Figure dataset records

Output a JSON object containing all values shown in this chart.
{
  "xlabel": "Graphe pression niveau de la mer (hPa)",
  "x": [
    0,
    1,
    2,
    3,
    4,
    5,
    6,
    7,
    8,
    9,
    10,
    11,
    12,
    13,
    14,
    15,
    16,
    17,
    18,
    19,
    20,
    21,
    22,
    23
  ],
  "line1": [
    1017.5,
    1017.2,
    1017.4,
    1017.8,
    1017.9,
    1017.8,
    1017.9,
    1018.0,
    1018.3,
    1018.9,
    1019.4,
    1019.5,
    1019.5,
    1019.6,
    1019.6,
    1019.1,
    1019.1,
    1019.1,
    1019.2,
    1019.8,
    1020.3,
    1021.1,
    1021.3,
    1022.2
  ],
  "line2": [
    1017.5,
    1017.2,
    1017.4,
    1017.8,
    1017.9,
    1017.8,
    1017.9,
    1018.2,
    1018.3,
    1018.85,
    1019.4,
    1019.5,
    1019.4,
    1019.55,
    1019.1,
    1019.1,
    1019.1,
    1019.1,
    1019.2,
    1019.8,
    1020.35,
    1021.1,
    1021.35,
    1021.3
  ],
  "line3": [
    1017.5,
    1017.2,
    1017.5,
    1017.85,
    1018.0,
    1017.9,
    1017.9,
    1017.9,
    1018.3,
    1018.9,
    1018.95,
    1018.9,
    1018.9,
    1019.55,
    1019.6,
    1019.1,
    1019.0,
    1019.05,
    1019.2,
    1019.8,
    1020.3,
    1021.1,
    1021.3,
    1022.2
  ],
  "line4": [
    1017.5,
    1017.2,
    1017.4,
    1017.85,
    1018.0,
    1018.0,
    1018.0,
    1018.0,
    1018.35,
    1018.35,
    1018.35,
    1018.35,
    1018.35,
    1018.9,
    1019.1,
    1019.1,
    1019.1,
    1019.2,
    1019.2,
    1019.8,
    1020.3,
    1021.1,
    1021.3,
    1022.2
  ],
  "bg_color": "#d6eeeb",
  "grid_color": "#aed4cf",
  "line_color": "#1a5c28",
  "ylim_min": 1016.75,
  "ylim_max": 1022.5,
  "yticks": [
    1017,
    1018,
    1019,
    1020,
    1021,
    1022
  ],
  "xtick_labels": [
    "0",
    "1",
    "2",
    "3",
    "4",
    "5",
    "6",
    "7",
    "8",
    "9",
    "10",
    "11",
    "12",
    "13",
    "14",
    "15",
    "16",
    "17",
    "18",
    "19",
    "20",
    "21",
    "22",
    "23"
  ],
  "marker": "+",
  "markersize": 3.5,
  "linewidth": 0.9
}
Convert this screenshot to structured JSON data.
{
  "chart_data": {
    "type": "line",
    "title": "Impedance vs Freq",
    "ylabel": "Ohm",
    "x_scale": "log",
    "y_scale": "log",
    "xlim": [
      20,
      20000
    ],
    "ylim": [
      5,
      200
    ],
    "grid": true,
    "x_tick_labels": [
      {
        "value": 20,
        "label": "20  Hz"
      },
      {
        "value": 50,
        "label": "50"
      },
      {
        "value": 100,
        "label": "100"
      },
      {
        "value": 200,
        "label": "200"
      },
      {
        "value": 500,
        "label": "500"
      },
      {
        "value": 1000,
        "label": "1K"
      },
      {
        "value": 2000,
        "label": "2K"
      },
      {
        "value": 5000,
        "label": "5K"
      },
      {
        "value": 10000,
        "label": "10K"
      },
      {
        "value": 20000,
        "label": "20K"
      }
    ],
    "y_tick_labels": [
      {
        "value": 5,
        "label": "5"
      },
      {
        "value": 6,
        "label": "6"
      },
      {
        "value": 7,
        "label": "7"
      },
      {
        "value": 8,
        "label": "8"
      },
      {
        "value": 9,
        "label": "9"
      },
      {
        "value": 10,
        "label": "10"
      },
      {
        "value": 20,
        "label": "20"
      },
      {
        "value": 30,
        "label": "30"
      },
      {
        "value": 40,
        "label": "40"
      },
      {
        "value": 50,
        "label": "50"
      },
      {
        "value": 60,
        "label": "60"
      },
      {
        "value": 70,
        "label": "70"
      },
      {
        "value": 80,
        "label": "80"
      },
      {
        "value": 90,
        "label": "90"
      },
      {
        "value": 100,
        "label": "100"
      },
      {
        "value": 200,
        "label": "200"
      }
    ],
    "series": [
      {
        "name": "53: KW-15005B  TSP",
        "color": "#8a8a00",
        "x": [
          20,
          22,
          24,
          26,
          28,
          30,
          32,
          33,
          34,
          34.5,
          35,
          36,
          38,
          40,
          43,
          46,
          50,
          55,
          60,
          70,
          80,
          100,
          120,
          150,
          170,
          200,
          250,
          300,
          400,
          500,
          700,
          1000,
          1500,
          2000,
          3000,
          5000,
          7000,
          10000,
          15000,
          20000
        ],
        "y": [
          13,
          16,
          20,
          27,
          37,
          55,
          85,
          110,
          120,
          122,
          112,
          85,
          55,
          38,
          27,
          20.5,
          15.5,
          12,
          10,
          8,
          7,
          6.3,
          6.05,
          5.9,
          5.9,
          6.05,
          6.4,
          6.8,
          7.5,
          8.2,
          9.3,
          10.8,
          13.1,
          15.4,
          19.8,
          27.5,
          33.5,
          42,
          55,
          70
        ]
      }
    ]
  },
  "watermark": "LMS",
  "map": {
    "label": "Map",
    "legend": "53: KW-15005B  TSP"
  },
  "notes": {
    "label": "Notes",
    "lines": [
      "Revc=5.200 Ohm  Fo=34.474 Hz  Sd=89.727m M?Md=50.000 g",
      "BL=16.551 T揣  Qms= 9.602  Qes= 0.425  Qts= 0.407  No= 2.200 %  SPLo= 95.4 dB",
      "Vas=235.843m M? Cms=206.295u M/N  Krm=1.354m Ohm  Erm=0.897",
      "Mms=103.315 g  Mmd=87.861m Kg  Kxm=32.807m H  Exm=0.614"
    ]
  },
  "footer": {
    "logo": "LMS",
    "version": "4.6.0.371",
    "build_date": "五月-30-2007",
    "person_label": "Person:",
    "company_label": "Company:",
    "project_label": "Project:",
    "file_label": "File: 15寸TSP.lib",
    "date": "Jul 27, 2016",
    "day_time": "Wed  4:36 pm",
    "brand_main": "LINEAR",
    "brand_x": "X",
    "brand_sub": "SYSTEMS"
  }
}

:: Short exercise ::
Copy each line of the records containing the string "JSON".

:: Response below ::
Output a JSON object containing all values shown in this chart.
Convert this screenshot to structured JSON data.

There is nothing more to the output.